*EXERCISE BRIEF*
Omit all pictures and give the records below again exactly as written.

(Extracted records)
start

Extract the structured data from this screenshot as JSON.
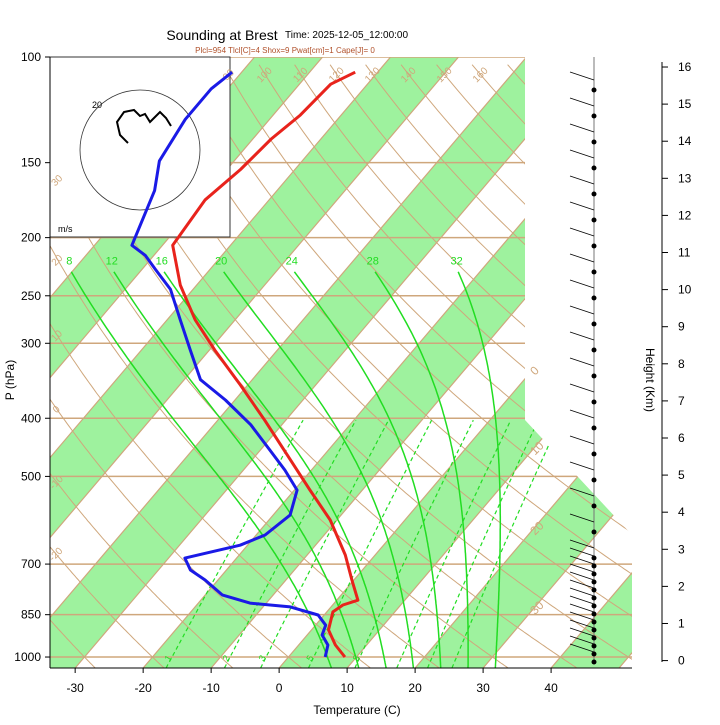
{
  "chart_data": {
    "type": "skewt",
    "title": "Sounding at Brest",
    "subtitle": "Time: 2025-12-05_12:00:00",
    "annotation": "Plcl=954 Tlcl[C]=4 Shox=9 Pwat[cm]=1 Cape[J]= 0",
    "xlabel": "Temperature (C)",
    "ylabel": "P (hPa)",
    "y2label": "Height (Km)",
    "hodograph_label": "20",
    "hodograph_unit": "m/s",
    "xlim": [
      -33.7,
      51.9
    ],
    "ylim": [
      1043,
      100
    ],
    "log_y": true,
    "y2lim": [
      -0.2,
      16.27
    ],
    "xticks": [
      -30,
      -20,
      -10,
      0,
      10,
      20,
      30,
      40
    ],
    "yticks": [
      100,
      150,
      200,
      250,
      300,
      400,
      500,
      700,
      850,
      1000
    ],
    "y2ticks": [
      0,
      1,
      2,
      3,
      4,
      5,
      6,
      7,
      8,
      9,
      10,
      11,
      12,
      13,
      14,
      15,
      16
    ],
    "isotherm_labels": [
      30,
      20,
      10,
      0
    ],
    "dry_adiabat_labels": [
      -20,
      -10,
      0,
      10,
      20,
      30,
      90,
      100,
      110,
      120,
      130,
      140,
      150,
      160
    ],
    "moist_adiabat_labels": [
      8,
      12,
      16,
      20,
      24,
      28,
      32
    ],
    "mixing_ratio_labels": [
      1,
      2,
      3,
      5,
      8
    ],
    "series": [
      {
        "color": "#e8231c",
        "pressure": [
          1000,
          955,
          901,
          841,
          819,
          804,
          744,
          676,
          591,
          527,
          469,
          403,
          352,
          308,
          274,
          240,
          206,
          173,
          154,
          137,
          125,
          111,
          106
        ],
        "values": [
          8.3,
          5.4,
          2.5,
          0.9,
          1.5,
          3.1,
          -0.3,
          -4.4,
          -11.0,
          -17.7,
          -24.4,
          -33.1,
          -41.1,
          -49.2,
          -55.9,
          -62.4,
          -68.5,
          -69.4,
          -68.0,
          -67.3,
          -66.0,
          -65.4,
          -63.3
        ]
      },
      {
        "color": "#1a1ae6",
        "pressure": [
          1000,
          955,
          919,
          885,
          851,
          825,
          813,
          788,
          744,
          716,
          684,
          651,
          626,
          580,
          527,
          488,
          452,
          410,
          373,
          345,
          308,
          274,
          244,
          226,
          214,
          206,
          167,
          149,
          127,
          113,
          106
        ],
        "values": [
          5.4,
          4.3,
          2.2,
          1.5,
          -0.9,
          -6.0,
          -12.4,
          -17.5,
          -21.9,
          -25.3,
          -27.6,
          -21.1,
          -18.7,
          -17.5,
          -19.6,
          -23.9,
          -28.6,
          -34.6,
          -41.4,
          -47.6,
          -52.8,
          -58.1,
          -63.3,
          -68.0,
          -71.3,
          -74.5,
          -78.0,
          -81.0,
          -82.4,
          -82.4,
          -81.4
        ]
      }
    ]
  }
}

end

*FULL OUTPUT*
Extract the structured data from this screenshot as JSON.
{
  "chart_data": {
    "type": "skewt",
    "title": "Sounding at Brest",
    "subtitle": "Time: 2025-12-05_12:00:00",
    "annotation": "Plcl=954 Tlcl[C]=4 Shox=9 Pwat[cm]=1 Cape[J]= 0",
    "xlabel": "Temperature (C)",
    "ylabel": "P (hPa)",
    "y2label": "Height (Km)",
    "hodograph_label": "20",
    "hodograph_unit": "m/s",
    "xlim": [
      -33.7,
      51.9
    ],
    "ylim": [
      1043,
      100
    ],
    "log_y": true,
    "y2lim": [
      -0.2,
      16.27
    ],
    "xticks": [
      -30,
      -20,
      -10,
      0,
      10,
      20,
      30,
      40
    ],
    "yticks": [
      100,
      150,
      200,
      250,
      300,
      400,
      500,
      700,
      850,
      1000
    ],
    "y2ticks": [
      0,
      1,
      2,
      3,
      4,
      5,
      6,
      7,
      8,
      9,
      10,
      11,
      12,
      13,
      14,
      15,
      16
    ],
    "isotherm_labels": [
      30,
      20,
      10,
      0
    ],
    "dry_adiabat_labels": [
      -20,
      -10,
      0,
      10,
      20,
      30,
      90,
      100,
      110,
      120,
      130,
      140,
      150,
      160
    ],
    "moist_adiabat_labels": [
      8,
      12,
      16,
      20,
      24,
      28,
      32
    ],
    "mixing_ratio_labels": [
      1,
      2,
      3,
      5,
      8
    ],
    "series": [
      {
        "color": "#e8231c",
        "pressure": [
          1000,
          955,
          901,
          841,
          819,
          804,
          744,
          676,
          591,
          527,
          469,
          403,
          352,
          308,
          274,
          240,
          206,
          173,
          154,
          137,
          125,
          111,
          106
        ],
        "values": [
          8.3,
          5.4,
          2.5,
          0.9,
          1.5,
          3.1,
          -0.3,
          -4.4,
          -11.0,
          -17.7,
          -24.4,
          -33.1,
          -41.1,
          -49.2,
          -55.9,
          -62.4,
          -68.5,
          -69.4,
          -68.0,
          -67.3,
          -66.0,
          -65.4,
          -63.3
        ]
      },
      {
        "color": "#1a1ae6",
        "pressure": [
          1000,
          955,
          919,
          885,
          851,
          825,
          813,
          788,
          744,
          716,
          684,
          651,
          626,
          580,
          527,
          488,
          452,
          410,
          373,
          345,
          308,
          274,
          244,
          226,
          214,
          206,
          167,
          149,
          127,
          113,
          106
        ],
        "values": [
          5.4,
          4.3,
          2.2,
          1.5,
          -0.9,
          -6.0,
          -12.4,
          -17.5,
          -21.9,
          -25.3,
          -27.6,
          -21.1,
          -18.7,
          -17.5,
          -19.6,
          -23.9,
          -28.6,
          -34.6,
          -41.4,
          -47.6,
          -52.8,
          -58.1,
          -63.3,
          -68.0,
          -71.3,
          -74.5,
          -78.0,
          -81.0,
          -82.4,
          -82.4,
          -81.4
        ]
      }
    ]
  }
}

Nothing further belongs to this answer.